[The problem] Write the data out again exactly, with no pictures.

Collected data entries:
===============
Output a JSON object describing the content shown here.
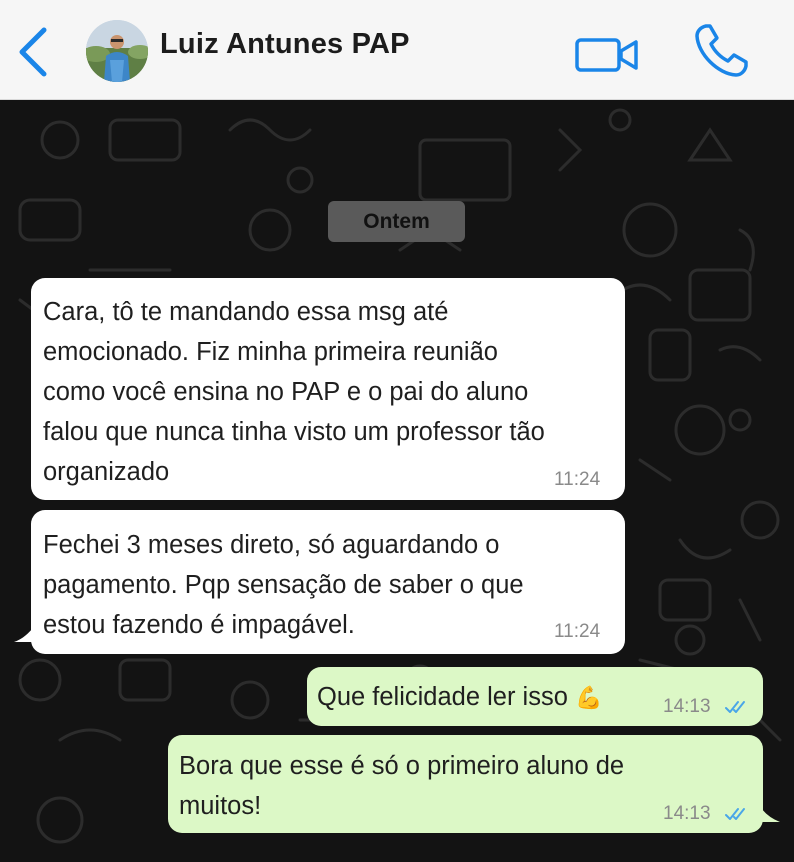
{
  "header": {
    "contact_name": "Luiz Antunes PAP",
    "back_icon": "chevron-left-icon",
    "video_icon": "video-camera-icon",
    "call_icon": "phone-icon",
    "accent_color": "#1a85e8"
  },
  "chat": {
    "date_label": "Ontem",
    "messages": [
      {
        "direction": "incoming",
        "lines": [
          "Cara, tô te mandando essa msg até",
          "emocionado. Fiz minha primeira reunião",
          "como você ensina no PAP e o pai do aluno",
          "falou que nunca tinha visto um professor tão",
          "organizado"
        ],
        "time": "11:24"
      },
      {
        "direction": "incoming",
        "lines": [
          "Fechei 3 meses direto, só aguardando o",
          "pagamento. Pqp sensação de saber o que",
          "estou fazendo é impagável."
        ],
        "time": "11:24"
      },
      {
        "direction": "outgoing",
        "text": "Que felicidade ler isso",
        "emoji": "💪",
        "time": "14:13",
        "status": "read"
      },
      {
        "direction": "outgoing",
        "lines": [
          "Bora que esse é só o primeiro aluno de",
          "muitos!"
        ],
        "time": "14:13",
        "status": "read"
      }
    ],
    "colors": {
      "incoming_bubble": "#ffffff",
      "outgoing_bubble": "#dcf8c6",
      "read_ticks": "#4aa6e8",
      "wallpaper": "#131313"
    }
  }
}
===============
[Response]
Output a JSON object describing the content shown here.
{
  "header": {
    "contact_name": "Luiz Antunes PAP",
    "back_icon": "chevron-left-icon",
    "video_icon": "video-camera-icon",
    "call_icon": "phone-icon",
    "accent_color": "#1a85e8"
  },
  "chat": {
    "date_label": "Ontem",
    "messages": [
      {
        "direction": "incoming",
        "lines": [
          "Cara, tô te mandando essa msg até",
          "emocionado. Fiz minha primeira reunião",
          "como você ensina no PAP e o pai do aluno",
          "falou que nunca tinha visto um professor tão",
          "organizado"
        ],
        "time": "11:24"
      },
      {
        "direction": "incoming",
        "lines": [
          "Fechei 3 meses direto, só aguardando o",
          "pagamento. Pqp sensação de saber o que",
          "estou fazendo é impagável."
        ],
        "time": "11:24"
      },
      {
        "direction": "outgoing",
        "text": "Que felicidade ler isso",
        "emoji": "💪",
        "time": "14:13",
        "status": "read"
      },
      {
        "direction": "outgoing",
        "lines": [
          "Bora que esse é só o primeiro aluno de",
          "muitos!"
        ],
        "time": "14:13",
        "status": "read"
      }
    ],
    "colors": {
      "incoming_bubble": "#ffffff",
      "outgoing_bubble": "#dcf8c6",
      "read_ticks": "#4aa6e8",
      "wallpaper": "#131313"
    }
  }
}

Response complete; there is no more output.